Items from a dataset
======
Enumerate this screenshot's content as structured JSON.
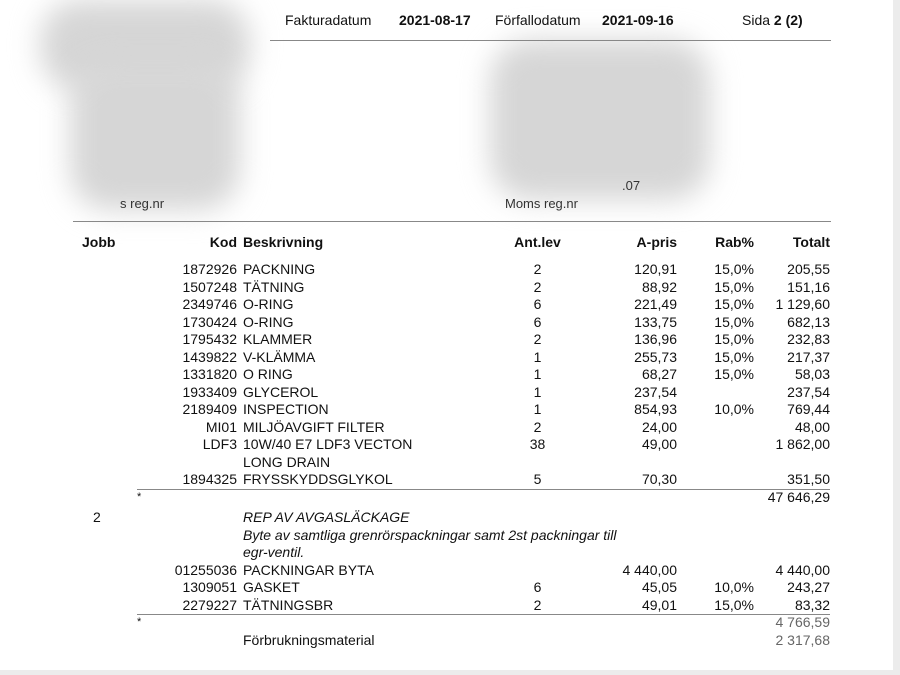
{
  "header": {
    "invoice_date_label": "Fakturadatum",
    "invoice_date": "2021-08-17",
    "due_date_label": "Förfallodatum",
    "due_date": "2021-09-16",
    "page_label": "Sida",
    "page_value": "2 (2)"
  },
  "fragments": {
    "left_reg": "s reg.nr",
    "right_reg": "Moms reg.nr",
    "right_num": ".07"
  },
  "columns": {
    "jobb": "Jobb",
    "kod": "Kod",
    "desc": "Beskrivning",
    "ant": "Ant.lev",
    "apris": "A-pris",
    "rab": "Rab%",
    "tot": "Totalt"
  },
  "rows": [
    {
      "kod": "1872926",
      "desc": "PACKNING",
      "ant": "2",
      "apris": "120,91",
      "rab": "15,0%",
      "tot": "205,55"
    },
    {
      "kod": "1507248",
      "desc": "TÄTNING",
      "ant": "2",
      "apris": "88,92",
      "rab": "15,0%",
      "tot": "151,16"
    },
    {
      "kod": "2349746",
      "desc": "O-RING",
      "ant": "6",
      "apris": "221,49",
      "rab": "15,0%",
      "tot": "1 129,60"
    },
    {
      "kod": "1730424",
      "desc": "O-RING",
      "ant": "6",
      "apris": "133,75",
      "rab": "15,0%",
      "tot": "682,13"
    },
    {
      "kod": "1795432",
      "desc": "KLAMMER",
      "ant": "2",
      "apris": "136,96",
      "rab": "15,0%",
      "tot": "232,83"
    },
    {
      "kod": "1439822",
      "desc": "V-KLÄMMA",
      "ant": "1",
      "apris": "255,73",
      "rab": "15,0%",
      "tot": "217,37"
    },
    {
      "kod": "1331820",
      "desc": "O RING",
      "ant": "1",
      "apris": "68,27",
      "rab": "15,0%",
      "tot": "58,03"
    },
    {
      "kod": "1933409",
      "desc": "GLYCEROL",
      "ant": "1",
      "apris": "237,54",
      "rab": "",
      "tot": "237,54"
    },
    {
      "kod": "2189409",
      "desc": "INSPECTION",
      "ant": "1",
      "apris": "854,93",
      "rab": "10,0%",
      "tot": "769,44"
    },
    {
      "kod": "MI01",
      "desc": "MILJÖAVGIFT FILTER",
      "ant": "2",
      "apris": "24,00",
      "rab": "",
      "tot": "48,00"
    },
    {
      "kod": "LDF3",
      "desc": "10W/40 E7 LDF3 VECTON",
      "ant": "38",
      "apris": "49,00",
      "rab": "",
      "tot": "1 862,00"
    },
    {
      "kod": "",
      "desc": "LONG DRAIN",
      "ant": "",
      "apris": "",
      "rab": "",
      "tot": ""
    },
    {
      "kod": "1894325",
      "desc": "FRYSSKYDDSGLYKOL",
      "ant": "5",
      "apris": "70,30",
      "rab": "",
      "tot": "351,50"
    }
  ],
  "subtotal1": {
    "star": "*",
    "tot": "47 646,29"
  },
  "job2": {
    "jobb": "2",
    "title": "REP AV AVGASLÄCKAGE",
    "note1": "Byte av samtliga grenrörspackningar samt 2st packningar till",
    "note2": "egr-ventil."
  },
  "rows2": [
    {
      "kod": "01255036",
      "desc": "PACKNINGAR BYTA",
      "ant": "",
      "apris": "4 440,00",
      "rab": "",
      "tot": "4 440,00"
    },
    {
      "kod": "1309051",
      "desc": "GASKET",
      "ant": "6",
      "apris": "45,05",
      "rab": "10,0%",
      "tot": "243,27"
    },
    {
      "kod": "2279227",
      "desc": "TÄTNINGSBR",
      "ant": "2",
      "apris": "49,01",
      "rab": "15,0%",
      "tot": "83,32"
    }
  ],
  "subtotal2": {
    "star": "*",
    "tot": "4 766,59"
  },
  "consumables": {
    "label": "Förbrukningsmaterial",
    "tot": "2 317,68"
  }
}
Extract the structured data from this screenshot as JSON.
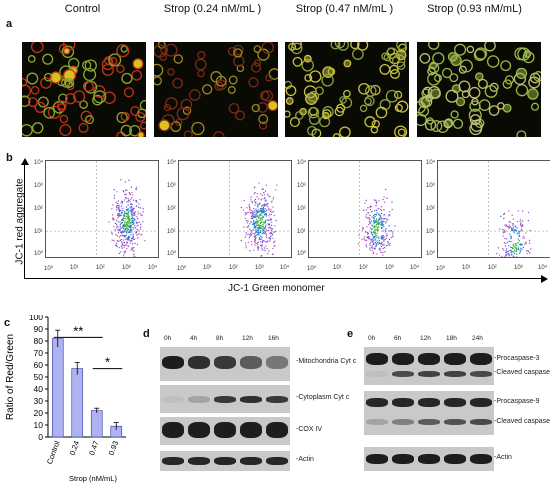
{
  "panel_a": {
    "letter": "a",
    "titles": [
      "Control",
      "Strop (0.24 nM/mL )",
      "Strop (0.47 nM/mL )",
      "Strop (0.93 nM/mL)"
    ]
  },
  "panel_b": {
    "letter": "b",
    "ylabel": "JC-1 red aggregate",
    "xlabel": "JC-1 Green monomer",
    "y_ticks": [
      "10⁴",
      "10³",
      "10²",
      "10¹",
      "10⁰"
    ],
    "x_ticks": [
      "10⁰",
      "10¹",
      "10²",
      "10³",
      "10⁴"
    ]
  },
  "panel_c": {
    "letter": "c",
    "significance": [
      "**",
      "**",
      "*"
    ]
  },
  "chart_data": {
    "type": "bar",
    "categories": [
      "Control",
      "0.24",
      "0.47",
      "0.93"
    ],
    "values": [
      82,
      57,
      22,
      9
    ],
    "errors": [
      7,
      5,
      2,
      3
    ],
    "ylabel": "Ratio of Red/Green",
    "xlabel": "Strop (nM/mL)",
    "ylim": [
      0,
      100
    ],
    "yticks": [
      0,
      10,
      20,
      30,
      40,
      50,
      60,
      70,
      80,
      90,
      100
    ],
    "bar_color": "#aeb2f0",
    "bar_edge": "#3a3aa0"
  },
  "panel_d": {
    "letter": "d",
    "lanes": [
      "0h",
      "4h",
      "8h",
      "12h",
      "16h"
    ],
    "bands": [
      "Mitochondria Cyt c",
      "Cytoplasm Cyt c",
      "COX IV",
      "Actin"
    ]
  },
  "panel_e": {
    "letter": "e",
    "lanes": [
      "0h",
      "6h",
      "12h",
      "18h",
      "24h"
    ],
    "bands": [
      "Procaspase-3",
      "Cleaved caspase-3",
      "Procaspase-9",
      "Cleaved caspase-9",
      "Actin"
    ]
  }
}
======
* THE PROBLEM:
Transcribe all the lines above exactly, apart from the pictures.

* REPLY TO THE TASK:
Enumerate this screenshot's content as structured JSON.
{
  "header": {
    "invoice_date_label": "Fakturadatum",
    "invoice_date": "2021-08-17",
    "due_date_label": "Förfallodatum",
    "due_date": "2021-09-16",
    "page_label": "Sida",
    "page_value": "2 (2)"
  },
  "fragments": {
    "left_reg": "s reg.nr",
    "right_reg": "Moms reg.nr",
    "right_num": ".07"
  },
  "columns": {
    "jobb": "Jobb",
    "kod": "Kod",
    "desc": "Beskrivning",
    "ant": "Ant.lev",
    "apris": "A-pris",
    "rab": "Rab%",
    "tot": "Totalt"
  },
  "rows": [
    {
      "kod": "1872926",
      "desc": "PACKNING",
      "ant": "2",
      "apris": "120,91",
      "rab": "15,0%",
      "tot": "205,55"
    },
    {
      "kod": "1507248",
      "desc": "TÄTNING",
      "ant": "2",
      "apris": "88,92",
      "rab": "15,0%",
      "tot": "151,16"
    },
    {
      "kod": "2349746",
      "desc": "O-RING",
      "ant": "6",
      "apris": "221,49",
      "rab": "15,0%",
      "tot": "1 129,60"
    },
    {
      "kod": "1730424",
      "desc": "O-RING",
      "ant": "6",
      "apris": "133,75",
      "rab": "15,0%",
      "tot": "682,13"
    },
    {
      "kod": "1795432",
      "desc": "KLAMMER",
      "ant": "2",
      "apris": "136,96",
      "rab": "15,0%",
      "tot": "232,83"
    },
    {
      "kod": "1439822",
      "desc": "V-KLÄMMA",
      "ant": "1",
      "apris": "255,73",
      "rab": "15,0%",
      "tot": "217,37"
    },
    {
      "kod": "1331820",
      "desc": "O RING",
      "ant": "1",
      "apris": "68,27",
      "rab": "15,0%",
      "tot": "58,03"
    },
    {
      "kod": "1933409",
      "desc": "GLYCEROL",
      "ant": "1",
      "apris": "237,54",
      "rab": "",
      "tot": "237,54"
    },
    {
      "kod": "2189409",
      "desc": "INSPECTION",
      "ant": "1",
      "apris": "854,93",
      "rab": "10,0%",
      "tot": "769,44"
    },
    {
      "kod": "MI01",
      "desc": "MILJÖAVGIFT FILTER",
      "ant": "2",
      "apris": "24,00",
      "rab": "",
      "tot": "48,00"
    },
    {
      "kod": "LDF3",
      "desc": "10W/40 E7 LDF3 VECTON",
      "ant": "38",
      "apris": "49,00",
      "rab": "",
      "tot": "1 862,00"
    },
    {
      "kod": "",
      "desc": "LONG DRAIN",
      "ant": "",
      "apris": "",
      "rab": "",
      "tot": ""
    },
    {
      "kod": "1894325",
      "desc": "FRYSSKYDDSGLYKOL",
      "ant": "5",
      "apris": "70,30",
      "rab": "",
      "tot": "351,50"
    }
  ],
  "subtotal1": {
    "star": "*",
    "tot": "47 646,29"
  },
  "job2": {
    "jobb": "2",
    "title": "REP AV AVGASLÄCKAGE",
    "note1": "Byte av samtliga grenrörspackningar samt 2st packningar till",
    "note2": "egr-ventil."
  },
  "rows2": [
    {
      "kod": "01255036",
      "desc": "PACKNINGAR BYTA",
      "ant": "",
      "apris": "4 440,00",
      "rab": "",
      "tot": "4 440,00"
    },
    {
      "kod": "1309051",
      "desc": "GASKET",
      "ant": "6",
      "apris": "45,05",
      "rab": "10,0%",
      "tot": "243,27"
    },
    {
      "kod": "2279227",
      "desc": "TÄTNINGSBR",
      "ant": "2",
      "apris": "49,01",
      "rab": "15,0%",
      "tot": "83,32"
    }
  ],
  "subtotal2": {
    "star": "*",
    "tot": "4 766,59"
  },
  "consumables": {
    "label": "Förbrukningsmaterial",
    "tot": "2 317,68"
  }
}
Extract the structured data from this screenshot as JSON.
{
  "panel_a": {
    "letter": "a",
    "titles": [
      "Control",
      "Strop (0.24 nM/mL )",
      "Strop (0.47 nM/mL )",
      "Strop (0.93 nM/mL)"
    ]
  },
  "panel_b": {
    "letter": "b",
    "ylabel": "JC-1 red aggregate",
    "xlabel": "JC-1 Green monomer",
    "y_ticks": [
      "10⁴",
      "10³",
      "10²",
      "10¹",
      "10⁰"
    ],
    "x_ticks": [
      "10⁰",
      "10¹",
      "10²",
      "10³",
      "10⁴"
    ]
  },
  "panel_c": {
    "letter": "c",
    "significance": [
      "**",
      "**",
      "*"
    ]
  },
  "chart_data": {
    "type": "bar",
    "categories": [
      "Control",
      "0.24",
      "0.47",
      "0.93"
    ],
    "values": [
      82,
      57,
      22,
      9
    ],
    "errors": [
      7,
      5,
      2,
      3
    ],
    "ylabel": "Ratio of Red/Green",
    "xlabel": "Strop (nM/mL)",
    "ylim": [
      0,
      100
    ],
    "yticks": [
      0,
      10,
      20,
      30,
      40,
      50,
      60,
      70,
      80,
      90,
      100
    ],
    "bar_color": "#aeb2f0",
    "bar_edge": "#3a3aa0"
  },
  "panel_d": {
    "letter": "d",
    "lanes": [
      "0h",
      "4h",
      "8h",
      "12h",
      "16h"
    ],
    "bands": [
      "Mitochondria Cyt c",
      "Cytoplasm Cyt c",
      "COX IV",
      "Actin"
    ]
  },
  "panel_e": {
    "letter": "e",
    "lanes": [
      "0h",
      "6h",
      "12h",
      "18h",
      "24h"
    ],
    "bands": [
      "Procaspase-3",
      "Cleaved caspase-3",
      "Procaspase-9",
      "Cleaved caspase-9",
      "Actin"
    ]
  }
}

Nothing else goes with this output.